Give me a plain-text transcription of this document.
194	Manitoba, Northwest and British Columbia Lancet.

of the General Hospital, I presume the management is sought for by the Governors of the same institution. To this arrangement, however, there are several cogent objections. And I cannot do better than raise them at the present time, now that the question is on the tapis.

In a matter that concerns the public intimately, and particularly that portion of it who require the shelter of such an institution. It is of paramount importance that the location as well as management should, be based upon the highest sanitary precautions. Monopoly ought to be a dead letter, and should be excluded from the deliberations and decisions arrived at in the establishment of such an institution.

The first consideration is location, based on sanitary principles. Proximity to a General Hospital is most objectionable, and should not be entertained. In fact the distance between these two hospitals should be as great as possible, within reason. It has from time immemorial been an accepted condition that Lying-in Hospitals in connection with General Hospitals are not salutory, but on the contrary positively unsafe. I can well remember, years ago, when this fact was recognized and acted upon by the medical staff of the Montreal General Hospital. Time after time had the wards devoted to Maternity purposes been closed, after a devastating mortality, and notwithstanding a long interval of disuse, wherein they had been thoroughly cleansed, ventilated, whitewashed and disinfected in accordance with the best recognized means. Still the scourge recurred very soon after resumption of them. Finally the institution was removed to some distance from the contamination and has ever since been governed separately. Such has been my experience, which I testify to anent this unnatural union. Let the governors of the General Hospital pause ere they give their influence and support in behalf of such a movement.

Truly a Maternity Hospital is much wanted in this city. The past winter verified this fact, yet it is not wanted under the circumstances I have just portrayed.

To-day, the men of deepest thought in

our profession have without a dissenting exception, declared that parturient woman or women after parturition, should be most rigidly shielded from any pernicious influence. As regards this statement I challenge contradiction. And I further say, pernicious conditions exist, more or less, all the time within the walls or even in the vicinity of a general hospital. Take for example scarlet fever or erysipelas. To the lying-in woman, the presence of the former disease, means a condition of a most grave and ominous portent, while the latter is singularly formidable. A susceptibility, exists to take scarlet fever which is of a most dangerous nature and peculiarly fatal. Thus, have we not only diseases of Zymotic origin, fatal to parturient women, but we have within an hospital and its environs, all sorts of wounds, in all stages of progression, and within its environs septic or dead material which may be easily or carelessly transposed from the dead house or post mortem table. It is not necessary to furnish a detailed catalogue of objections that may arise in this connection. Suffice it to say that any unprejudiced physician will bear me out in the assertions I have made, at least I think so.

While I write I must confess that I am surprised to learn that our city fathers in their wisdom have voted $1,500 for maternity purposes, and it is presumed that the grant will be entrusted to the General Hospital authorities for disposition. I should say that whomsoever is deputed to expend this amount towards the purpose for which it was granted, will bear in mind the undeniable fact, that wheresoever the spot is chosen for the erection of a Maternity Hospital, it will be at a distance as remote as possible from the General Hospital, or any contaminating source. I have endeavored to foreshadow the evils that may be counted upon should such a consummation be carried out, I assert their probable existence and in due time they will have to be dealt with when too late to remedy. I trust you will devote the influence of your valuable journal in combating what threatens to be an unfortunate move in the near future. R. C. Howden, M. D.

**Do this**. Exact output of every entry is required.

**Exercise answer**.
Give me a plain-text transcription of this document.
194	Manitoba, Northwest and British Columbia Lancet.

of the General Hospital, I presume the management is sought for by the Governors of the same institution. To this arrangement, however, there are several cogent objections. And I cannot do better than raise them at the present time, now that the question is on the tapis.

In a matter that concerns the public intimately, and particularly that portion of it who require the shelter of such an institution. It is of paramount importance that the location as well as management should, be based upon the highest sanitary precautions. Monopoly ought to be a dead letter, and should be excluded from the deliberations and decisions arrived at in the establishment of such an institution.

The first consideration is location, based on sanitary principles. Proximity to a General Hospital is most objectionable, and should not be entertained. In fact the distance between these two hospitals should be as great as possible, within reason. It has from time immemorial been an accepted condition that Lying-in Hospitals in connection with General Hospitals are not salutory, but on the contrary positively unsafe. I can well remember, years ago, when this fact was recognized and acted upon by the medical staff of the Montreal General Hospital. Time after time had the wards devoted to Maternity purposes been closed, after a devastating mortality, and notwithstanding a long interval of disuse, wherein they had been thoroughly cleansed, ventilated, whitewashed and disinfected in accordance with the best recognized means. Still the scourge recurred very soon after resumption of them. Finally the institution was removed to some distance from the contamination and has ever since been governed separately. Such has been my experience, which I testify to anent this unnatural union. Let the governors of the General Hospital pause ere they give their influence and support in behalf of such a movement.

Truly a Maternity Hospital is much wanted in this city. The past winter verified this fact, yet it is not wanted under the circumstances I have just portrayed.

To-day, the men of deepest thought in

our profession have without a dissenting exception, declared that parturient woman or women after parturition, should be most rigidly shielded from any pernicious influence. As regards this statement I challenge contradiction. And I further say, pernicious conditions exist, more or less, all the time within the walls or even in the vicinity of a general hospital. Take for example scarlet fever or erysipelas. To the lying-in woman, the presence of the former disease, means a condition of a most grave and ominous portent, while the latter is singularly formidable. A susceptibility, exists to take scarlet fever which is of a most dangerous nature and peculiarly fatal. Thus, have we not only diseases of Zymotic origin, fatal to parturient women, but we have within an hospital and its environs, all sorts of wounds, in all stages of progression, and within its environs septic or dead material which may be easily or carelessly transposed from the dead house or post mortem table. It is not necessary to furnish a detailed catalogue of objections that may arise in this connection. Suffice it to say that any unprejudiced physician will bear me out in the assertions I have made, at least I think so.

While I write I must confess that I am surprised to learn that our city fathers in their wisdom have voted $1,500 for maternity purposes, and it is presumed that the grant will be entrusted to the General Hospital authorities for disposition. I should say that whomsoever is deputed to expend this amount towards the purpose for which it was granted, will bear in mind the undeniable fact, that wheresoever the spot is chosen for the erection of a Maternity Hospital, it will be at a distance as remote as possible from the General Hospital, or any contaminating source. I have endeavored to foreshadow the evils that may be counted upon should such a consummation be carried out, I assert their probable existence and in due time they will have to be dealt with when too late to remedy. I trust you will devote the influence of your valuable journal in combating what threatens to be an unfortunate move in the near future. R. C. Howden, M. D.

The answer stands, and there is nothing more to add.